Start Material provided

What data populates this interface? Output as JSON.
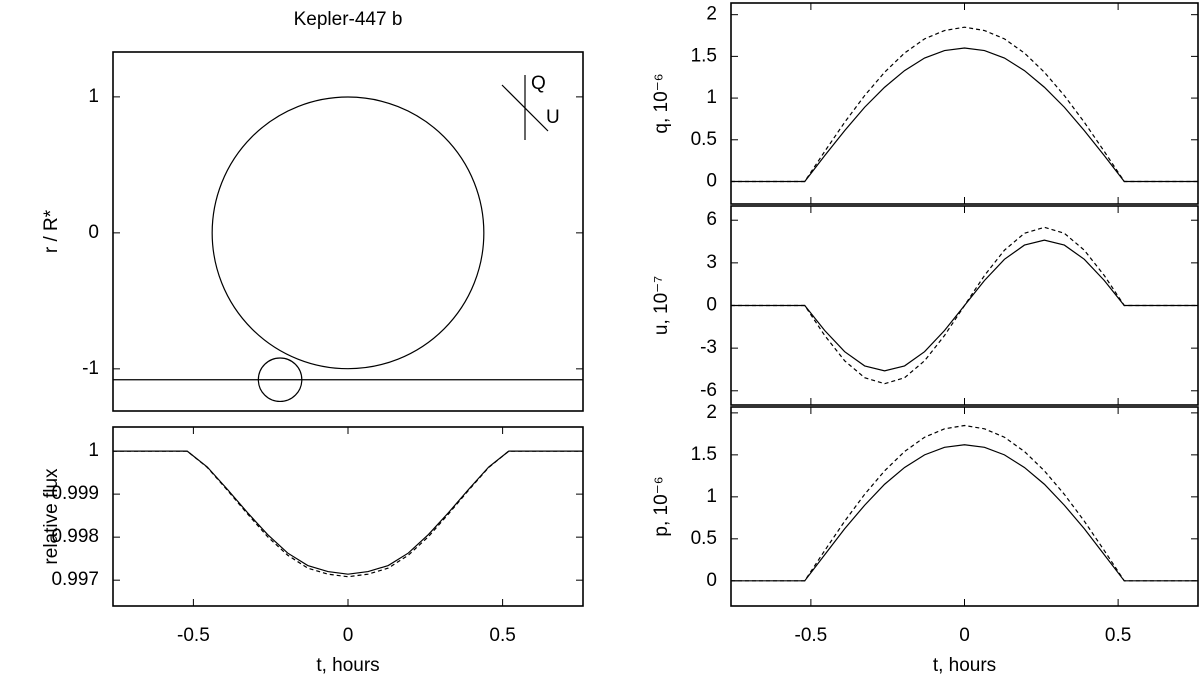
{
  "chart_data": [
    {
      "type": "geometry",
      "title": "Kepler-447 b",
      "ylabel": "r / R*",
      "xlim": [
        -1.73,
        1.73
      ],
      "ylim": [
        -1.31,
        1.33
      ],
      "yticks": [
        -1,
        0,
        1
      ],
      "star": {
        "x": 0,
        "y": 0,
        "r": 1
      },
      "planet": {
        "x": -0.5,
        "y": -1.08,
        "r": 0.16
      },
      "orbit_y": -1.08,
      "polarization_axes": [
        "Q",
        "U"
      ]
    },
    {
      "type": "line",
      "xlabel": "t, hours",
      "ylabel": "relative flux",
      "xlim": [
        -0.76,
        0.76
      ],
      "xticks": [
        -0.5,
        0,
        0.5
      ],
      "ylim": [
        0.9964,
        1.00056
      ],
      "yticks": [
        0.997,
        0.998,
        0.999,
        1
      ],
      "x": [
        -0.76,
        -0.52,
        -0.455,
        -0.39,
        -0.325,
        -0.26,
        -0.195,
        -0.13,
        -0.065,
        0,
        0.065,
        0.13,
        0.195,
        0.26,
        0.325,
        0.39,
        0.455,
        0.52,
        0.76
      ],
      "series": [
        {
          "color": "#000000",
          "dash": false,
          "values": [
            1,
            1,
            0.99963,
            0.99911,
            0.99857,
            0.99806,
            0.99763,
            0.99734,
            0.9972,
            0.99714,
            0.9972,
            0.99734,
            0.99763,
            0.99806,
            0.99857,
            0.99911,
            0.99963,
            1,
            1
          ]
        },
        {
          "color": "#000000",
          "dash": true,
          "values": [
            1,
            1,
            0.99962,
            0.99909,
            0.99854,
            0.99801,
            0.99758,
            0.99728,
            0.99714,
            0.99708,
            0.99714,
            0.99728,
            0.99758,
            0.99801,
            0.99854,
            0.99909,
            0.99962,
            1,
            1
          ]
        }
      ]
    },
    {
      "type": "line",
      "ylabel": "q, 10⁻⁶",
      "xtick_labels": false,
      "xlim": [
        -0.76,
        0.76
      ],
      "xticks": [
        -0.5,
        0,
        0.5
      ],
      "ylim": [
        -0.27,
        2.14
      ],
      "yticks": [
        0,
        0.5,
        1,
        1.5,
        2
      ],
      "x": [
        -0.76,
        -0.52,
        -0.455,
        -0.39,
        -0.325,
        -0.26,
        -0.195,
        -0.13,
        -0.065,
        0,
        0.065,
        0.13,
        0.195,
        0.26,
        0.325,
        0.39,
        0.455,
        0.52,
        0.76
      ],
      "series": [
        {
          "color": "#000000",
          "dash": false,
          "values": [
            0,
            0,
            0.31,
            0.61,
            0.89,
            1.13,
            1.33,
            1.48,
            1.57,
            1.6,
            1.57,
            1.48,
            1.33,
            1.13,
            0.89,
            0.61,
            0.31,
            0,
            0
          ]
        },
        {
          "color": "#000000",
          "dash": true,
          "values": [
            0,
            0,
            0.36,
            0.71,
            1.03,
            1.31,
            1.54,
            1.71,
            1.81,
            1.85,
            1.81,
            1.71,
            1.54,
            1.31,
            1.03,
            0.71,
            0.36,
            0,
            0
          ]
        }
      ]
    },
    {
      "type": "line",
      "ylabel": "u, 10⁻⁷",
      "xtick_labels": false,
      "xlim": [
        -0.76,
        0.76
      ],
      "xticks": [
        -0.5,
        0,
        0.5
      ],
      "ylim": [
        -7,
        7
      ],
      "yticks": [
        -6,
        -3,
        0,
        3,
        6
      ],
      "x": [
        -0.76,
        -0.52,
        -0.455,
        -0.39,
        -0.325,
        -0.26,
        -0.195,
        -0.13,
        -0.065,
        0,
        0.065,
        0.13,
        0.195,
        0.26,
        0.325,
        0.39,
        0.455,
        0.52,
        0.76
      ],
      "series": [
        {
          "color": "#000000",
          "dash": false,
          "values": [
            0,
            0,
            -1.76,
            -3.25,
            -4.25,
            -4.6,
            -4.25,
            -3.25,
            -1.76,
            0,
            1.76,
            3.25,
            4.25,
            4.6,
            4.25,
            3.25,
            1.76,
            0,
            0
          ]
        },
        {
          "color": "#000000",
          "dash": true,
          "values": [
            0,
            0,
            -2.11,
            -3.89,
            -5.08,
            -5.5,
            -5.08,
            -3.89,
            -2.11,
            0,
            2.11,
            3.89,
            5.08,
            5.5,
            5.08,
            3.89,
            2.11,
            0,
            0
          ]
        }
      ]
    },
    {
      "type": "line",
      "xlabel": "t, hours",
      "ylabel": "p, 10⁻⁶",
      "xlim": [
        -0.76,
        0.76
      ],
      "xticks": [
        -0.5,
        0,
        0.5
      ],
      "ylim": [
        -0.3,
        2.07
      ],
      "yticks": [
        0,
        0.5,
        1,
        1.5,
        2
      ],
      "x": [
        -0.76,
        -0.52,
        -0.455,
        -0.39,
        -0.325,
        -0.26,
        -0.195,
        -0.13,
        -0.065,
        0,
        0.065,
        0.13,
        0.195,
        0.26,
        0.325,
        0.39,
        0.455,
        0.52,
        0.76
      ],
      "series": [
        {
          "color": "#000000",
          "dash": false,
          "values": [
            0,
            0,
            0.31,
            0.62,
            0.9,
            1.15,
            1.35,
            1.5,
            1.59,
            1.62,
            1.59,
            1.5,
            1.35,
            1.15,
            0.9,
            0.62,
            0.31,
            0,
            0
          ]
        },
        {
          "color": "#000000",
          "dash": true,
          "values": [
            0,
            0,
            0.36,
            0.71,
            1.03,
            1.31,
            1.54,
            1.71,
            1.81,
            1.85,
            1.81,
            1.71,
            1.54,
            1.31,
            1.03,
            0.71,
            0.36,
            0,
            0
          ]
        }
      ]
    }
  ]
}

End Material provided

• Given problem:
Restate the entire listing word for word, excluding pictures.

• Solution for this problem:
What data populates this interface? Output as JSON.
{
  "chart_data": [
    {
      "type": "geometry",
      "title": "Kepler-447 b",
      "ylabel": "r / R*",
      "xlim": [
        -1.73,
        1.73
      ],
      "ylim": [
        -1.31,
        1.33
      ],
      "yticks": [
        -1,
        0,
        1
      ],
      "star": {
        "x": 0,
        "y": 0,
        "r": 1
      },
      "planet": {
        "x": -0.5,
        "y": -1.08,
        "r": 0.16
      },
      "orbit_y": -1.08,
      "polarization_axes": [
        "Q",
        "U"
      ]
    },
    {
      "type": "line",
      "xlabel": "t, hours",
      "ylabel": "relative flux",
      "xlim": [
        -0.76,
        0.76
      ],
      "xticks": [
        -0.5,
        0,
        0.5
      ],
      "ylim": [
        0.9964,
        1.00056
      ],
      "yticks": [
        0.997,
        0.998,
        0.999,
        1
      ],
      "x": [
        -0.76,
        -0.52,
        -0.455,
        -0.39,
        -0.325,
        -0.26,
        -0.195,
        -0.13,
        -0.065,
        0,
        0.065,
        0.13,
        0.195,
        0.26,
        0.325,
        0.39,
        0.455,
        0.52,
        0.76
      ],
      "series": [
        {
          "color": "#000000",
          "dash": false,
          "values": [
            1,
            1,
            0.99963,
            0.99911,
            0.99857,
            0.99806,
            0.99763,
            0.99734,
            0.9972,
            0.99714,
            0.9972,
            0.99734,
            0.99763,
            0.99806,
            0.99857,
            0.99911,
            0.99963,
            1,
            1
          ]
        },
        {
          "color": "#000000",
          "dash": true,
          "values": [
            1,
            1,
            0.99962,
            0.99909,
            0.99854,
            0.99801,
            0.99758,
            0.99728,
            0.99714,
            0.99708,
            0.99714,
            0.99728,
            0.99758,
            0.99801,
            0.99854,
            0.99909,
            0.99962,
            1,
            1
          ]
        }
      ]
    },
    {
      "type": "line",
      "ylabel": "q, 10⁻⁶",
      "xtick_labels": false,
      "xlim": [
        -0.76,
        0.76
      ],
      "xticks": [
        -0.5,
        0,
        0.5
      ],
      "ylim": [
        -0.27,
        2.14
      ],
      "yticks": [
        0,
        0.5,
        1,
        1.5,
        2
      ],
      "x": [
        -0.76,
        -0.52,
        -0.455,
        -0.39,
        -0.325,
        -0.26,
        -0.195,
        -0.13,
        -0.065,
        0,
        0.065,
        0.13,
        0.195,
        0.26,
        0.325,
        0.39,
        0.455,
        0.52,
        0.76
      ],
      "series": [
        {
          "color": "#000000",
          "dash": false,
          "values": [
            0,
            0,
            0.31,
            0.61,
            0.89,
            1.13,
            1.33,
            1.48,
            1.57,
            1.6,
            1.57,
            1.48,
            1.33,
            1.13,
            0.89,
            0.61,
            0.31,
            0,
            0
          ]
        },
        {
          "color": "#000000",
          "dash": true,
          "values": [
            0,
            0,
            0.36,
            0.71,
            1.03,
            1.31,
            1.54,
            1.71,
            1.81,
            1.85,
            1.81,
            1.71,
            1.54,
            1.31,
            1.03,
            0.71,
            0.36,
            0,
            0
          ]
        }
      ]
    },
    {
      "type": "line",
      "ylabel": "u, 10⁻⁷",
      "xtick_labels": false,
      "xlim": [
        -0.76,
        0.76
      ],
      "xticks": [
        -0.5,
        0,
        0.5
      ],
      "ylim": [
        -7,
        7
      ],
      "yticks": [
        -6,
        -3,
        0,
        3,
        6
      ],
      "x": [
        -0.76,
        -0.52,
        -0.455,
        -0.39,
        -0.325,
        -0.26,
        -0.195,
        -0.13,
        -0.065,
        0,
        0.065,
        0.13,
        0.195,
        0.26,
        0.325,
        0.39,
        0.455,
        0.52,
        0.76
      ],
      "series": [
        {
          "color": "#000000",
          "dash": false,
          "values": [
            0,
            0,
            -1.76,
            -3.25,
            -4.25,
            -4.6,
            -4.25,
            -3.25,
            -1.76,
            0,
            1.76,
            3.25,
            4.25,
            4.6,
            4.25,
            3.25,
            1.76,
            0,
            0
          ]
        },
        {
          "color": "#000000",
          "dash": true,
          "values": [
            0,
            0,
            -2.11,
            -3.89,
            -5.08,
            -5.5,
            -5.08,
            -3.89,
            -2.11,
            0,
            2.11,
            3.89,
            5.08,
            5.5,
            5.08,
            3.89,
            2.11,
            0,
            0
          ]
        }
      ]
    },
    {
      "type": "line",
      "xlabel": "t, hours",
      "ylabel": "p, 10⁻⁶",
      "xlim": [
        -0.76,
        0.76
      ],
      "xticks": [
        -0.5,
        0,
        0.5
      ],
      "ylim": [
        -0.3,
        2.07
      ],
      "yticks": [
        0,
        0.5,
        1,
        1.5,
        2
      ],
      "x": [
        -0.76,
        -0.52,
        -0.455,
        -0.39,
        -0.325,
        -0.26,
        -0.195,
        -0.13,
        -0.065,
        0,
        0.065,
        0.13,
        0.195,
        0.26,
        0.325,
        0.39,
        0.455,
        0.52,
        0.76
      ],
      "series": [
        {
          "color": "#000000",
          "dash": false,
          "values": [
            0,
            0,
            0.31,
            0.62,
            0.9,
            1.15,
            1.35,
            1.5,
            1.59,
            1.62,
            1.59,
            1.5,
            1.35,
            1.15,
            0.9,
            0.62,
            0.31,
            0,
            0
          ]
        },
        {
          "color": "#000000",
          "dash": true,
          "values": [
            0,
            0,
            0.36,
            0.71,
            1.03,
            1.31,
            1.54,
            1.71,
            1.81,
            1.85,
            1.81,
            1.71,
            1.54,
            1.31,
            1.03,
            0.71,
            0.36,
            0,
            0
          ]
        }
      ]
    }
  ]
}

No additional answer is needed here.